### PROBLEM TO SOLVE:
Leaving out the pictures, retype all the material exactly.

### DATA PROVIDED:
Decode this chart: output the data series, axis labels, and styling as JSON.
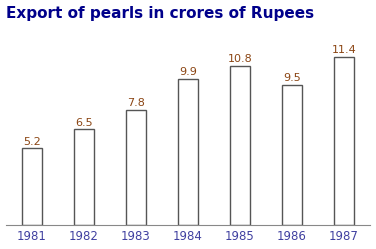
{
  "title": "Export of pearls in crores of Rupees",
  "years": [
    "1981",
    "1982",
    "1983",
    "1984",
    "1985",
    "1986",
    "1987"
  ],
  "values": [
    5.2,
    6.5,
    7.8,
    9.9,
    10.8,
    9.5,
    11.4
  ],
  "bar_color": "#ffffff",
  "bar_edgecolor": "#555555",
  "label_color": "#8B4513",
  "tick_color": "#4040a0",
  "title_color": "#00008B",
  "title_fontsize": 11,
  "label_fontsize": 8,
  "tick_fontsize": 8.5,
  "bar_width": 0.38,
  "ylim": [
    0,
    13.5
  ],
  "background_color": "#ffffff"
}
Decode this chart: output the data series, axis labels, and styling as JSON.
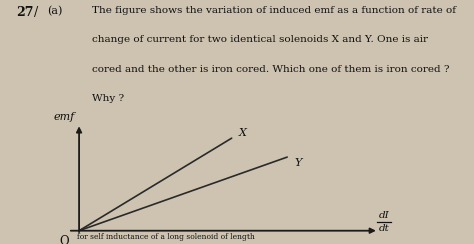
{
  "background_color": "#cdc3b0",
  "question_number": "27",
  "part": "(a)",
  "question_text_line1": "The figure shows the variation of induced emf as a function of rate of",
  "question_text_line2": "change of current for two identical solenoids X and Y. One is air",
  "question_text_line3": "cored and the other is iron cored. Which one of them is iron cored ?",
  "question_text_line4": "Why ?",
  "ylabel": "emf",
  "origin_label": "O",
  "line_X": {
    "x": [
      0,
      0.55
    ],
    "y": [
      0,
      0.88
    ],
    "label": "X"
  },
  "line_Y": {
    "x": [
      0,
      0.75
    ],
    "y": [
      0,
      0.7
    ],
    "label": "Y"
  },
  "axis_color": "#1a1a1a",
  "line_color": "#2a2a2a",
  "text_color": "#111111",
  "figsize": [
    4.74,
    2.44
  ],
  "dpi": 100
}
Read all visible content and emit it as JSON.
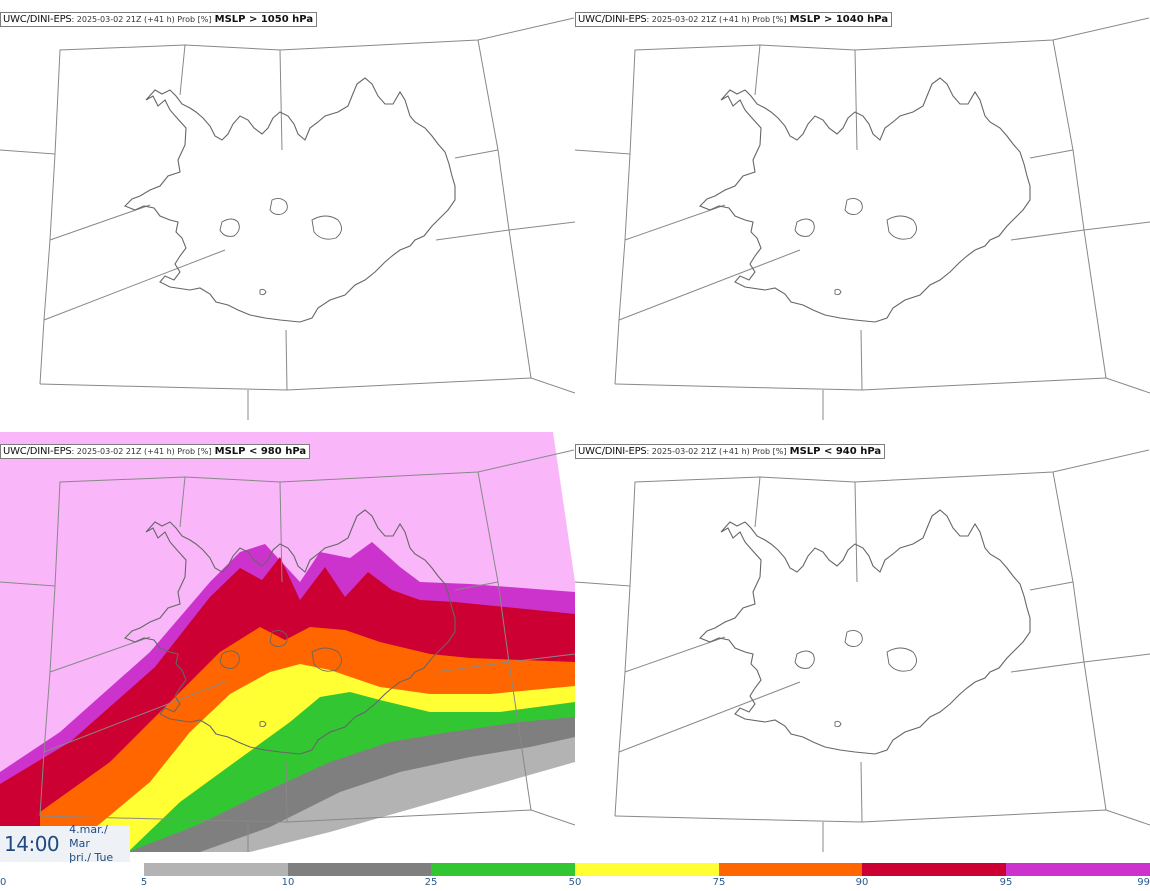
{
  "panels": [
    {
      "model": "UWC/DINI-EPS",
      "meta": ": 2025-03-02 21Z (+41 h) Prob [%]",
      "threshold": "MSLP > 1050 hPa"
    },
    {
      "model": "UWC/DINI-EPS",
      "meta": ": 2025-03-02 21Z (+41 h) Prob [%]",
      "threshold": "MSLP > 1040 hPa"
    },
    {
      "model": "UWC/DINI-EPS",
      "meta": ": 2025-03-02 21Z (+41 h) Prob [%]",
      "threshold": "MSLP < 980 hPa"
    },
    {
      "model": "UWC/DINI-EPS",
      "meta": ": 2025-03-02 21Z (+41 h) Prob [%]",
      "threshold": "MSLP < 940 hPa"
    }
  ],
  "valid_time": {
    "time": "14:00",
    "date_line1": "4.mar./ Mar",
    "date_line2": "þri./ Tue"
  },
  "legend": {
    "ticks": [
      "0",
      "5",
      "10",
      "25",
      "50",
      "75",
      "90",
      "95",
      "99"
    ],
    "colors": [
      "#ffffff",
      "#b3b3b3",
      "#7f7f7f",
      "#33c633",
      "#ffff33",
      "#ff6600",
      "#cc0033",
      "#cc33cc",
      "#f9b6f9"
    ]
  },
  "colors": {
    "outline": "#666666",
    "grid": "#888888"
  }
}
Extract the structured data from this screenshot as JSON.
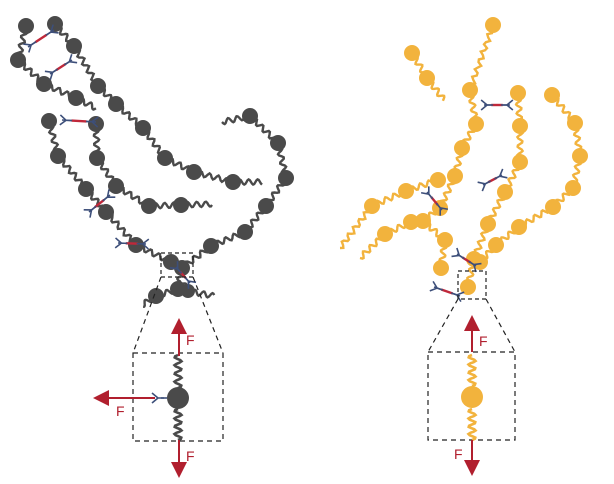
{
  "colors": {
    "left_chain": "#4a4a4a",
    "right_chain": "#f2b33d",
    "crosslink_arm": "#3d4f7a",
    "crosslink_link": "#c0283a",
    "force_arrow": "#b11f2e",
    "inset_border": "#222222"
  },
  "left_panel": {
    "force_up_label": "F",
    "force_left_label": "F",
    "force_down_label": "F"
  },
  "right_panel": {
    "force_up_label": "F",
    "force_down_label": "F"
  },
  "icons": {
    "bead": "circle",
    "crosslinker": "y-shaped-linker",
    "force": "arrow"
  }
}
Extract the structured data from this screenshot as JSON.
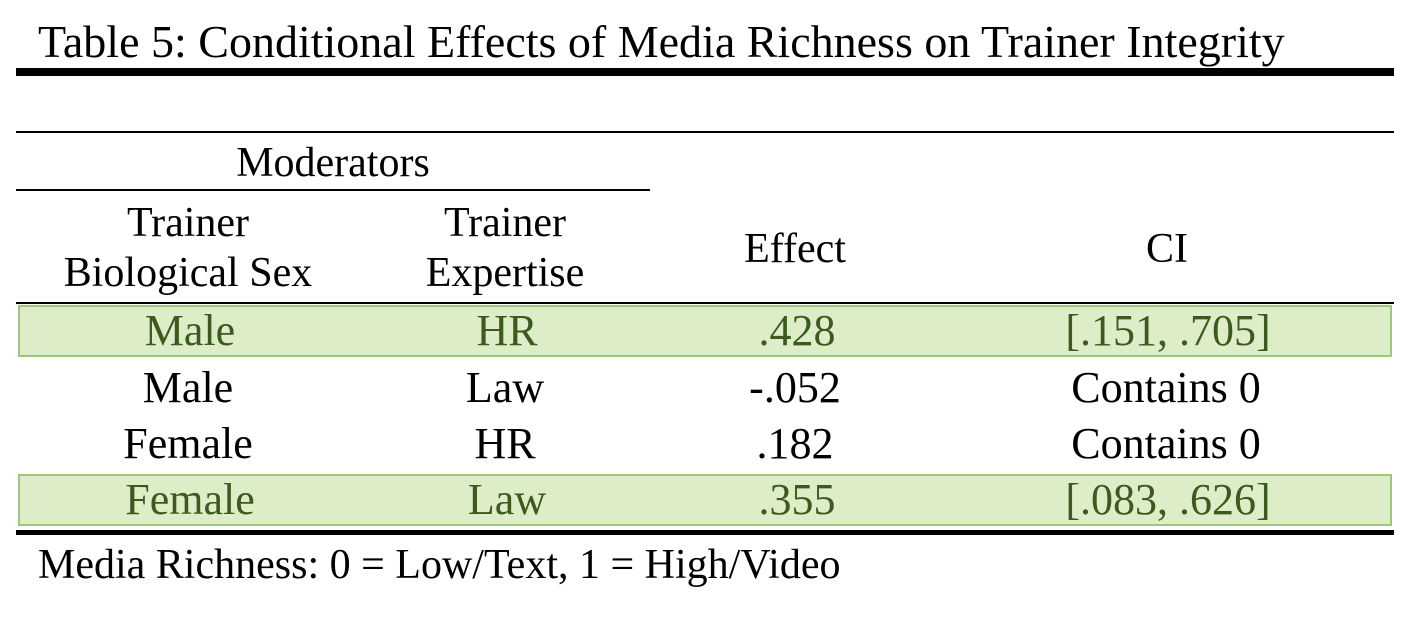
{
  "table": {
    "title": "Table 5: Conditional Effects of Media Richness on Trainer Integrity",
    "moderators_label": "Moderators",
    "headers": {
      "sex": [
        "Trainer",
        "Biological Sex"
      ],
      "expertise": [
        "Trainer",
        "Expertise"
      ],
      "effect": "Effect",
      "ci": "CI"
    },
    "rows": [
      {
        "sex": "Male",
        "expertise": "HR",
        "effect": ".428",
        "ci": "[.151, .705]",
        "highlighted": true
      },
      {
        "sex": "Male",
        "expertise": "Law",
        "effect": "-.052",
        "ci": "Contains 0",
        "highlighted": false
      },
      {
        "sex": "Female",
        "expertise": "HR",
        "effect": ".182",
        "ci": "Contains 0",
        "highlighted": false
      },
      {
        "sex": "Female",
        "expertise": "Law",
        "effect": ".355",
        "ci": "[.083, .626]",
        "highlighted": true
      }
    ],
    "note": "Media Richness: 0 = Low/Text, 1 = High/Video"
  },
  "colors": {
    "highlight_fill": "#dcedc8",
    "highlight_border": "#9fc77a",
    "highlight_text": "#3d5a1e"
  }
}
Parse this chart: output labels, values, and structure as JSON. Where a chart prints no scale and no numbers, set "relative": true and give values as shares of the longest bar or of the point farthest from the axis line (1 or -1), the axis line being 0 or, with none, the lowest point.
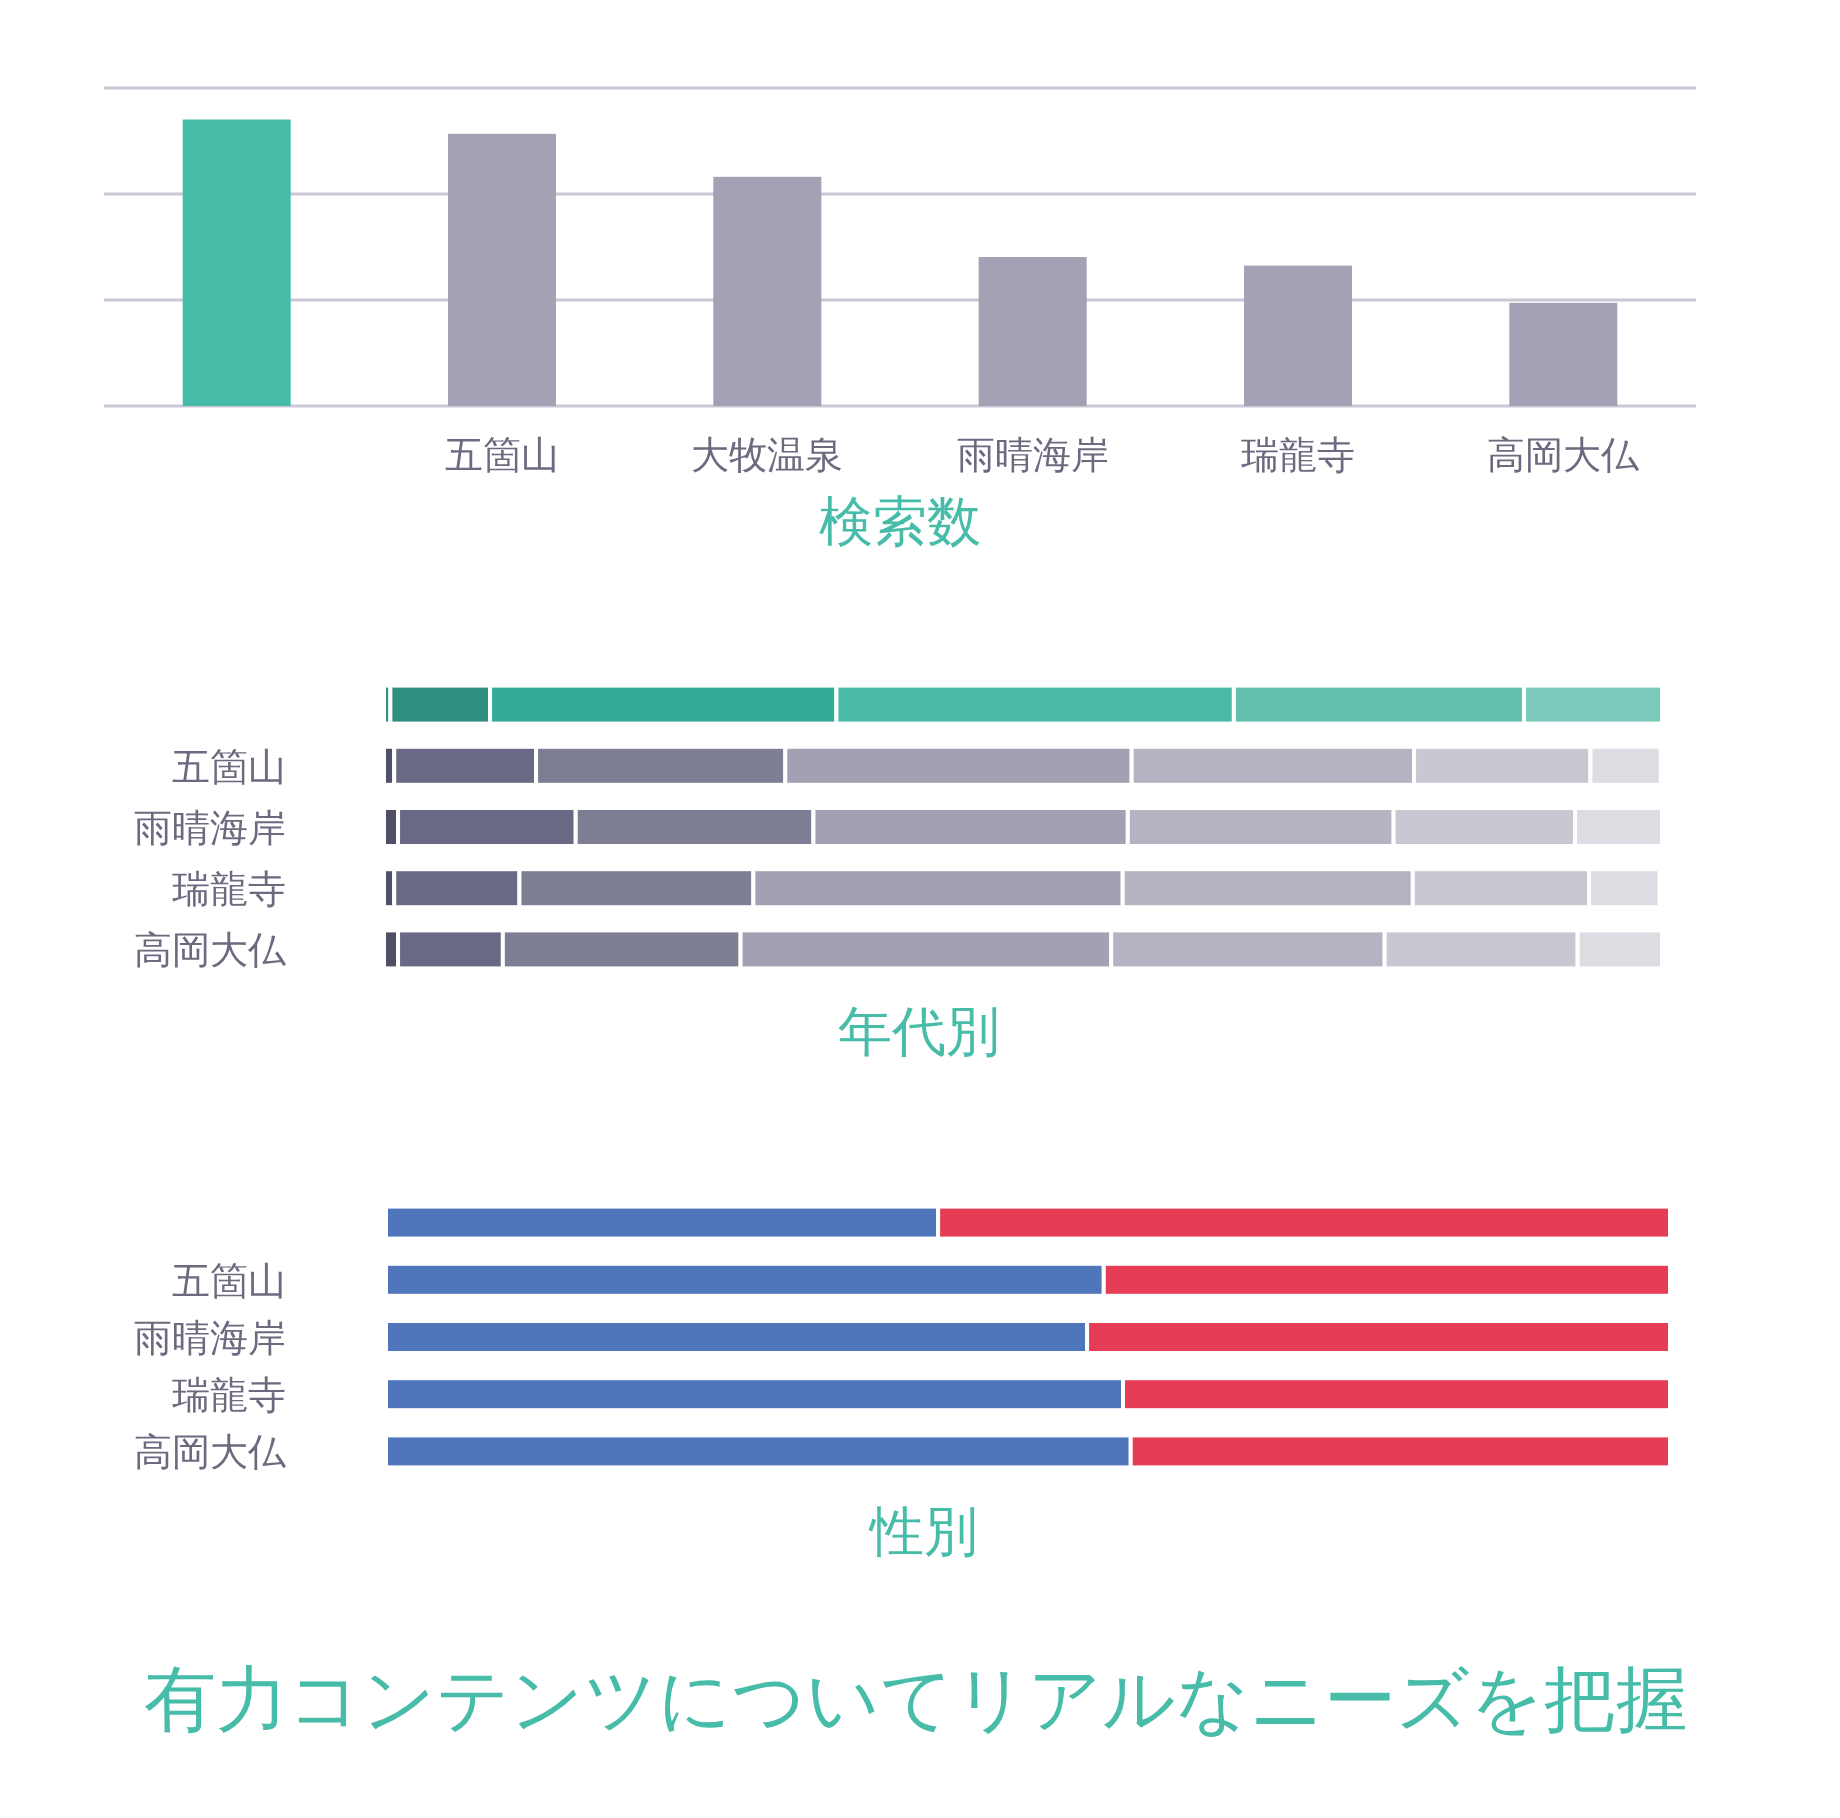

### FULL SOLUTION:
Decode this chart: output the data series, axis labels, and styling as JSON.
{
  "title": "Export of pearls in crores of Rupees",
  "years": [
    "1981",
    "1982",
    "1983",
    "1984",
    "1985",
    "1986",
    "1987"
  ],
  "values": [
    5.2,
    6.5,
    7.8,
    9.9,
    10.8,
    9.5,
    11.4
  ],
  "bar_color": "#ffffff",
  "bar_edgecolor": "#555555",
  "label_color": "#8B4513",
  "tick_color": "#4040a0",
  "title_color": "#00008B",
  "title_fontsize": 11,
  "label_fontsize": 8,
  "tick_fontsize": 8.5,
  "bar_width": 0.38,
  "ylim": [
    0,
    13.5
  ],
  "background_color": "#ffffff"
}
Decode this chart: output the data series, axis labels, and styling as JSON.
{
  "background_color": "#cdc3b0",
  "question_number": "27",
  "part": "(a)",
  "question_text_line1": "The figure shows the variation of induced emf as a function of rate of",
  "question_text_line2": "change of current for two identical solenoids X and Y. One is air",
  "question_text_line3": "cored and the other is iron cored. Which one of them is iron cored ?",
  "question_text_line4": "Why ?",
  "ylabel": "emf",
  "origin_label": "O",
  "line_X": {
    "x": [
      0,
      0.55
    ],
    "y": [
      0,
      0.88
    ],
    "label": "X"
  },
  "line_Y": {
    "x": [
      0,
      0.75
    ],
    "y": [
      0,
      0.7
    ],
    "label": "Y"
  },
  "axis_color": "#1a1a1a",
  "line_color": "#2a2a2a",
  "text_color": "#111111",
  "figsize": [
    4.74,
    2.44
  ],
  "dpi": 100
}
Read all visible content and emit it as JSON.
{
  "panels": [
    {
      "model": "UWC/DINI-EPS",
      "meta": ": 2025-03-02 21Z (+41 h) Prob [%]",
      "threshold": "MSLP > 1050 hPa"
    },
    {
      "model": "UWC/DINI-EPS",
      "meta": ": 2025-03-02 21Z (+41 h) Prob [%]",
      "threshold": "MSLP > 1040 hPa"
    },
    {
      "model": "UWC/DINI-EPS",
      "meta": ": 2025-03-02 21Z (+41 h) Prob [%]",
      "threshold": "MSLP < 980 hPa"
    },
    {
      "model": "UWC/DINI-EPS",
      "meta": ": 2025-03-02 21Z (+41 h) Prob [%]",
      "threshold": "MSLP < 940 hPa"
    }
  ],
  "valid_time": {
    "time": "14:00",
    "date_line1": "4.mar./ Mar",
    "date_line2": "þri./ Tue"
  },
  "legend": {
    "ticks": [
      "0",
      "5",
      "10",
      "25",
      "50",
      "75",
      "90",
      "95",
      "99"
    ],
    "colors": [
      "#ffffff",
      "#b3b3b3",
      "#7f7f7f",
      "#33c633",
      "#ffff33",
      "#ff6600",
      "#cc0033",
      "#cc33cc",
      "#f9b6f9"
    ]
  },
  "colors": {
    "outline": "#666666",
    "grid": "#888888"
  }
}
Extract the structured data from this screenshot as JSON.
{
  "colors": {
    "left_chain": "#4a4a4a",
    "right_chain": "#f2b33d",
    "crosslink_arm": "#3d4f7a",
    "crosslink_link": "#c0283a",
    "force_arrow": "#b11f2e",
    "inset_border": "#222222"
  },
  "left_panel": {
    "force_up_label": "F",
    "force_left_label": "F",
    "force_down_label": "F"
  },
  "right_panel": {
    "force_up_label": "F",
    "force_down_label": "F"
  },
  "icons": {
    "bead": "circle",
    "crosslinker": "y-shaped-linker",
    "force": "arrow"
  }
}
Extract the structured data from this screenshot as JSON.
{
  "table": {
    "title": "Table 5: Conditional Effects of Media Richness on Trainer Integrity",
    "moderators_label": "Moderators",
    "headers": {
      "sex": [
        "Trainer",
        "Biological Sex"
      ],
      "expertise": [
        "Trainer",
        "Expertise"
      ],
      "effect": "Effect",
      "ci": "CI"
    },
    "rows": [
      {
        "sex": "Male",
        "expertise": "HR",
        "effect": ".428",
        "ci": "[.151, .705]",
        "highlighted": true
      },
      {
        "sex": "Male",
        "expertise": "Law",
        "effect": "-.052",
        "ci": "Contains 0",
        "highlighted": false
      },
      {
        "sex": "Female",
        "expertise": "HR",
        "effect": ".182",
        "ci": "Contains 0",
        "highlighted": false
      },
      {
        "sex": "Female",
        "expertise": "Law",
        "effect": ".355",
        "ci": "[.083, .626]",
        "highlighted": true
      }
    ],
    "note": "Media Richness: 0 = Low/Text, 1 = High/Video"
  },
  "colors": {
    "highlight_fill": "#dcedc8",
    "highlight_border": "#9fc77a",
    "highlight_text": "#3d5a1e"
  }
}
Parse this chart: output labels, values, and structure as JSON. Where a chart prints no scale and no numbers, set "relative": true and give values as shares of the longest bar or of the point farthest from the axis line (1 or -1), the axis line being 0 or, with none, the lowest point.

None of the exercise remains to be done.